_EXERCISE DIRECTIONS_:
Please rewrite the entries starting at the first line and ending at the line containing "Text: 128: 128 — [606, 103, 624, 113]", changing "Text" to "Label" and leaving everything else unchanged.

_STORED RECORDS_:

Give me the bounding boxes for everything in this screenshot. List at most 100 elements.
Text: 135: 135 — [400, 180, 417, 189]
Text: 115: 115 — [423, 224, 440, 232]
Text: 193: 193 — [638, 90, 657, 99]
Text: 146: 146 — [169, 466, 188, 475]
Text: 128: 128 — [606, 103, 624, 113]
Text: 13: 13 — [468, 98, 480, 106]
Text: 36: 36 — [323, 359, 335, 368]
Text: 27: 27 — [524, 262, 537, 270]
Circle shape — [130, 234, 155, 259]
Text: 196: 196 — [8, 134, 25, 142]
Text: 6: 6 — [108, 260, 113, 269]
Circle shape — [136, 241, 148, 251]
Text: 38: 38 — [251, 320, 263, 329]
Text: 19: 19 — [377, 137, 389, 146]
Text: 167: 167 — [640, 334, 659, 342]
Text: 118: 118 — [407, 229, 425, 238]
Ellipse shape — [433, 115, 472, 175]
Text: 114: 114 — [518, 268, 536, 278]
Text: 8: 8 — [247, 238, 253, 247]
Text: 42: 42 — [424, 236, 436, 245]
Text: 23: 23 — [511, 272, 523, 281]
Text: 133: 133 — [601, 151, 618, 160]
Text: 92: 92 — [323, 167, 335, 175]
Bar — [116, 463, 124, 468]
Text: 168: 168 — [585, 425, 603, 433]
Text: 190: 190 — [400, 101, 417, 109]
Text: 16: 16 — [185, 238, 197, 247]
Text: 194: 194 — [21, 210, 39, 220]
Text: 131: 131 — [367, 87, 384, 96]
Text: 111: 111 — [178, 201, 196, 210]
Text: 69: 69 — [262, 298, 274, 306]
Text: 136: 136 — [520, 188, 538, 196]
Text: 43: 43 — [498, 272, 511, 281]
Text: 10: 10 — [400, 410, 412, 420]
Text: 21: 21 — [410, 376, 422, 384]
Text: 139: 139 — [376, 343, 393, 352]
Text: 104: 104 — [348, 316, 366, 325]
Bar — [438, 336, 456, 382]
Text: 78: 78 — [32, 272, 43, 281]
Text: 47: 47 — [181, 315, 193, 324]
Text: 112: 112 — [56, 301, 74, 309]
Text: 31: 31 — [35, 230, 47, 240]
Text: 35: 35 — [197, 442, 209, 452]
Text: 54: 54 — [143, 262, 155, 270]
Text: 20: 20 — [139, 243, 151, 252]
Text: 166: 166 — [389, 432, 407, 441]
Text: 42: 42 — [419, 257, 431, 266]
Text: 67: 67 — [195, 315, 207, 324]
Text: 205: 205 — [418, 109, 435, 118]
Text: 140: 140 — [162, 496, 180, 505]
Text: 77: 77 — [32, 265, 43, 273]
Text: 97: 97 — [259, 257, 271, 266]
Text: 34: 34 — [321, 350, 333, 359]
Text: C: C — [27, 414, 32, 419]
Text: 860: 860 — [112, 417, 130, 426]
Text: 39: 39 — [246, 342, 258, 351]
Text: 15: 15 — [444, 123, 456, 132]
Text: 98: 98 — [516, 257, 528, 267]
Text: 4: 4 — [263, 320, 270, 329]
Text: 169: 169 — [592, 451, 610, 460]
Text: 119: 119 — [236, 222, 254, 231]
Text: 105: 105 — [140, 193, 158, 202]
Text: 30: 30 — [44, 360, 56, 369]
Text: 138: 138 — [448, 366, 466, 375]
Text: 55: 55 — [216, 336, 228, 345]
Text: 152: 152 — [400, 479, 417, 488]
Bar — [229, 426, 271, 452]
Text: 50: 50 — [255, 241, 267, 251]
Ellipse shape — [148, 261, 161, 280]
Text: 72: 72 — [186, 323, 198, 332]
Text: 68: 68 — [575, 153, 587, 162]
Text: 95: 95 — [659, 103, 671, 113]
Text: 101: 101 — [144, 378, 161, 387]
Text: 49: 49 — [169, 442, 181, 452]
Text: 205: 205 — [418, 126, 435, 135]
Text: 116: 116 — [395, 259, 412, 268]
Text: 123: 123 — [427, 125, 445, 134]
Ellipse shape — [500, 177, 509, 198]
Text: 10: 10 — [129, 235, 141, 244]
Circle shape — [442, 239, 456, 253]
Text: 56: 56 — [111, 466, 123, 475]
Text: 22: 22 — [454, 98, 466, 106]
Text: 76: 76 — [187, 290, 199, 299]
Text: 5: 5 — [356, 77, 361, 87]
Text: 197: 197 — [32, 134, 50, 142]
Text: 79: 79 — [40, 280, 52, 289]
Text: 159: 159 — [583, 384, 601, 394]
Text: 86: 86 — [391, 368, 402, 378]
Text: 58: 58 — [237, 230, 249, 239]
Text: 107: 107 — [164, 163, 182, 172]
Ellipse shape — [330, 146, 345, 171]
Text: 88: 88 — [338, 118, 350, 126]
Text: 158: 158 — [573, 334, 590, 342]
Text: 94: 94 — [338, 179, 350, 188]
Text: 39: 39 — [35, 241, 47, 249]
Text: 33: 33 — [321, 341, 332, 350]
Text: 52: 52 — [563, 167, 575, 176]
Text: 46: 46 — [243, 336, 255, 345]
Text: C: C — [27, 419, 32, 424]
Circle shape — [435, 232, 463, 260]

_PROBLEM SOLUTION_:
Give me the bounding boxes for everything in this screenshot. List at most 100 elements.
Label: 135: 135 — [400, 180, 417, 189]
Label: 115: 115 — [423, 224, 440, 232]
Label: 193: 193 — [638, 90, 657, 99]
Label: 146: 146 — [169, 466, 188, 475]
Label: 128: 128 — [606, 103, 624, 113]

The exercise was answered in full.